■ **GOAL**
Make a verbatim copy of the entries below; pictures stay out.

■ **EXERCISE INPUT**
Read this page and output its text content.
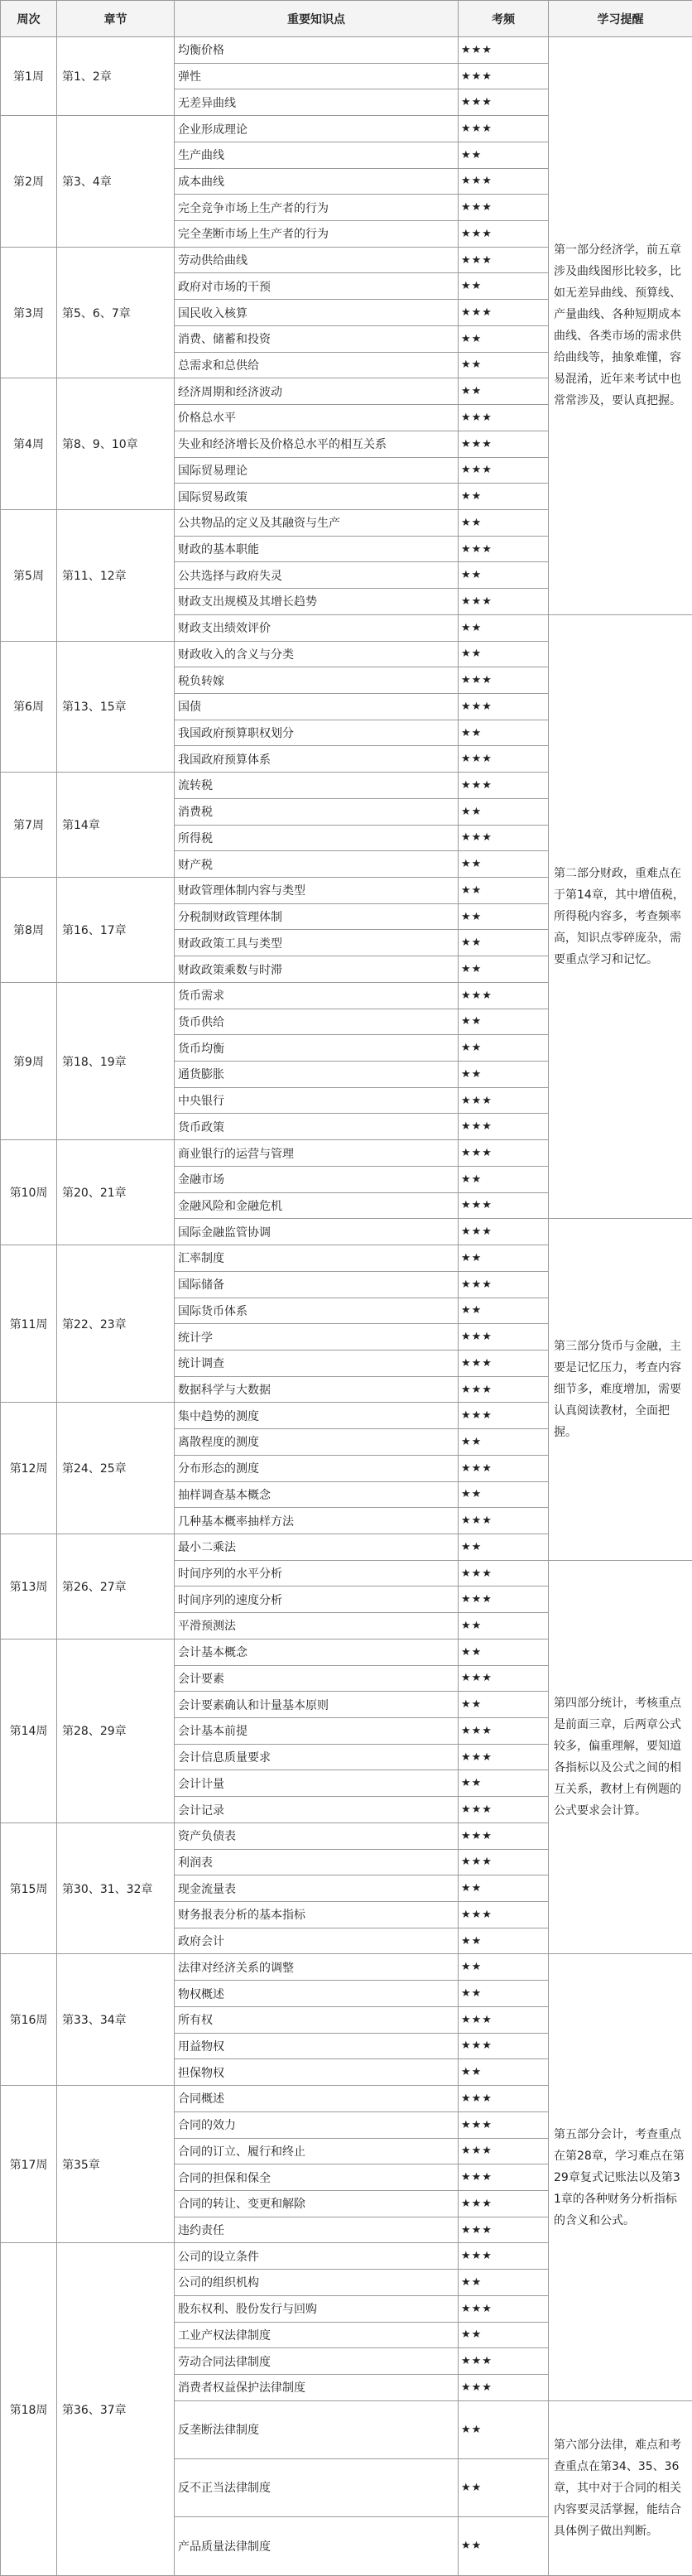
周次	章节	重要知识点	考频	学习提醒
第1周	第1、2章	均衡价格	★★★	第一部分经济学，前五章涉及曲线图形比较多，比如无差异曲线、预算线、产量曲线、各种短期成本曲线、各类市场的需求供给曲线等，抽象难懂，容易混淆，近年来考试中也常常涉及，要认真把握。
		弹性	★★★	
		无差异曲线	★★★	
第2周	第3、4章	企业形成理论	★★★	
		生产曲线	★★	
		成本曲线	★★★	
		完全竞争市场上生产者的行为	★★★	
		完全垄断市场上生产者的行为	★★★	
第3周	第5、6、7章	劳动供给曲线	★★★	
		政府对市场的干预	★★	
		国民收入核算	★★★	
		消费、储蓄和投资	★★	
		总需求和总供给	★★	
第4周	第8、9、10章	经济周期和经济波动	★★	
		价格总水平	★★★	
		失业和经济增长及价格总水平的相互关系	★★★	
		国际贸易理论	★★★	
		国际贸易政策	★★	
第5周	第11、12章	公共物品的定义及其融资与生产	★★	
		财政的基本职能	★★★	
		公共选择与政府失灵	★★	
		财政支出规模及其增长趋势	★★★	
		财政支出绩效评价	★★	第二部分财政，重难点在于第14章，其中增值税，所得税内容多，考查频率高，知识点零碎庞杂，需要重点学习和记忆。
第6周	第13、15章	财政收入的含义与分类	★★	
		税负转嫁	★★★	
		国债	★★★	
		我国政府预算职权划分	★★	
		我国政府预算体系	★★★	
第7周	第14章	流转税	★★★	
		消费税	★★	
		所得税	★★★	
		财产税	★★	
第8周	第16、17章	财政管理体制内容与类型	★★	
		分税制财政管理体制	★★	
		财政政策工具与类型	★★	
		财政政策乘数与时滞	★★	
第9周	第18、19章	货币需求	★★★	
		货币供给	★★	
		货币均衡	★★	
		通货膨胀	★★	
		中央银行	★★★	
		货币政策	★★★	
第10周	第20、21章	商业银行的运营与管理	★★★	
		金融市场	★★	
		金融风险和金融危机	★★★	
		国际金融监管协调	★★★	第三部分货币与金融，主要是记忆压力，考查内容细节多，难度增加，需要认真阅读教材，全面把握。
第11周	第22、23章	汇率制度	★★	
		国际储备	★★★	
		国际货币体系	★★	
		统计学	★★★	
		统计调查	★★★	
		数据科学与大数据	★★★	
第12周	第24、25章	集中趋势的测度	★★★	
		离散程度的测度	★★	
		分布形态的测度	★★★	
		抽样调查基本概念	★★	
		几种基本概率抽样方法	★★★	
第13周	第26、27章	最小二乘法	★★	
		时间序列的水平分析	★★★	第四部分统计，考核重点是前面三章，后两章公式较多，偏重理解，要知道各指标以及公式之间的相互关系，教材上有例题的公式要求会计算。
		时间序列的速度分析	★★★	
		平滑预测法	★★	
第14周	第28、29章	会计基本概念	★★	
		会计要素	★★★	
		会计要素确认和计量基本原则	★★	
		会计基本前提	★★★	
		会计信息质量要求	★★★	
		会计计量	★★	
		会计记录	★★★	
第15周	第30、31、32章	资产负债表	★★★	
		利润表	★★★	
		现金流量表	★★	
		财务报表分析的基本指标	★★★	
		政府会计	★★	
第16周	第33、34章	法律对经济关系的调整	★★	第五部分会计，考查重点在第28章，学习难点在第29章复式记账法以及第31章的各种财务分析指标的含义和公式。
		物权概述	★★	
		所有权	★★★	
		用益物权	★★★	
		担保物权	★★	
第17周	第35章	合同概述	★★★	
		合同的效力	★★★	
		合同的订立、履行和终止	★★★	
		合同的担保和保全	★★★	
		合同的转让、变更和解除	★★★	
		违约责任	★★★	
第18周	第36、37章	公司的设立条件	★★★	
		公司的组织机构	★★	
		股东权利、股份发行与回购	★★★	
		工业产权法律制度	★★	
		劳动合同法律制度	★★★	
		消费者权益保护法律制度	★★★	
		反垄断法律制度	★★	第六部分法律，难点和考查重点在第34、35、36章，其中对于合同的相关内容要灵活掌握，能结合具体例子做出判断。
		反不正当法律制度	★★	
		产品质量法律制度	★★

■ **FINISHED EXERCISE**
Read this page and output its text content.
周次	章节	重要知识点	考频	学习提醒
第1周	第1、2章	均衡价格	★★★	第一部分经济学，前五章涉及曲线图形比较多，比如无差异曲线、预算线、产量曲线、各种短期成本曲线、各类市场的需求供给曲线等，抽象难懂，容易混淆，近年来考试中也常常涉及，要认真把握。
		弹性	★★★	
		无差异曲线	★★★	
第2周	第3、4章	企业形成理论	★★★	
		生产曲线	★★	
		成本曲线	★★★	
		完全竞争市场上生产者的行为	★★★	
		完全垄断市场上生产者的行为	★★★	
第3周	第5、6、7章	劳动供给曲线	★★★	
		政府对市场的干预	★★	
		国民收入核算	★★★	
		消费、储蓄和投资	★★	
		总需求和总供给	★★	
第4周	第8、9、10章	经济周期和经济波动	★★	
		价格总水平	★★★	
		失业和经济增长及价格总水平的相互关系	★★★	
		国际贸易理论	★★★	
		国际贸易政策	★★	
第5周	第11、12章	公共物品的定义及其融资与生产	★★	
		财政的基本职能	★★★	
		公共选择与政府失灵	★★	
		财政支出规模及其增长趋势	★★★	
		财政支出绩效评价	★★	第二部分财政，重难点在于第14章，其中增值税，所得税内容多，考查频率高，知识点零碎庞杂，需要重点学习和记忆。
第6周	第13、15章	财政收入的含义与分类	★★	
		税负转嫁	★★★	
		国债	★★★	
		我国政府预算职权划分	★★	
		我国政府预算体系	★★★	
第7周	第14章	流转税	★★★	
		消费税	★★	
		所得税	★★★	
		财产税	★★	
第8周	第16、17章	财政管理体制内容与类型	★★	
		分税制财政管理体制	★★	
		财政政策工具与类型	★★	
		财政政策乘数与时滞	★★	
第9周	第18、19章	货币需求	★★★	
		货币供给	★★	
		货币均衡	★★	
		通货膨胀	★★	
		中央银行	★★★	
		货币政策	★★★	
第10周	第20、21章	商业银行的运营与管理	★★★	
		金融市场	★★	
		金融风险和金融危机	★★★	
		国际金融监管协调	★★★	第三部分货币与金融，主要是记忆压力，考查内容细节多，难度增加，需要认真阅读教材，全面把握。
第11周	第22、23章	汇率制度	★★	
		国际储备	★★★	
		国际货币体系	★★	
		统计学	★★★	
		统计调查	★★★	
		数据科学与大数据	★★★	
第12周	第24、25章	集中趋势的测度	★★★	
		离散程度的测度	★★	
		分布形态的测度	★★★	
		抽样调查基本概念	★★	
		几种基本概率抽样方法	★★★	
第13周	第26、27章	最小二乘法	★★	
		时间序列的水平分析	★★★	第四部分统计，考核重点是前面三章，后两章公式较多，偏重理解，要知道各指标以及公式之间的相互关系，教材上有例题的公式要求会计算。
		时间序列的速度分析	★★★	
		平滑预测法	★★	
第14周	第28、29章	会计基本概念	★★	
		会计要素	★★★	
		会计要素确认和计量基本原则	★★	
		会计基本前提	★★★	
		会计信息质量要求	★★★	
		会计计量	★★	
		会计记录	★★★	
第15周	第30、31、32章	资产负债表	★★★	
		利润表	★★★	
		现金流量表	★★	
		财务报表分析的基本指标	★★★	
		政府会计	★★	
第16周	第33、34章	法律对经济关系的调整	★★	第五部分会计，考查重点在第28章，学习难点在第29章复式记账法以及第31章的各种财务分析指标的含义和公式。
		物权概述	★★	
		所有权	★★★	
		用益物权	★★★	
		担保物权	★★	
第17周	第35章	合同概述	★★★	
		合同的效力	★★★	
		合同的订立、履行和终止	★★★	
		合同的担保和保全	★★★	
		合同的转让、变更和解除	★★★	
		违约责任	★★★	
第18周	第36、37章	公司的设立条件	★★★	
		公司的组织机构	★★	
		股东权利、股份发行与回购	★★★	
		工业产权法律制度	★★	
		劳动合同法律制度	★★★	
		消费者权益保护法律制度	★★★	
		反垄断法律制度	★★	第六部分法律，难点和考查重点在第34、35、36章，其中对于合同的相关内容要灵活掌握，能结合具体例子做出判断。
		反不正当法律制度	★★	
		产品质量法律制度	★★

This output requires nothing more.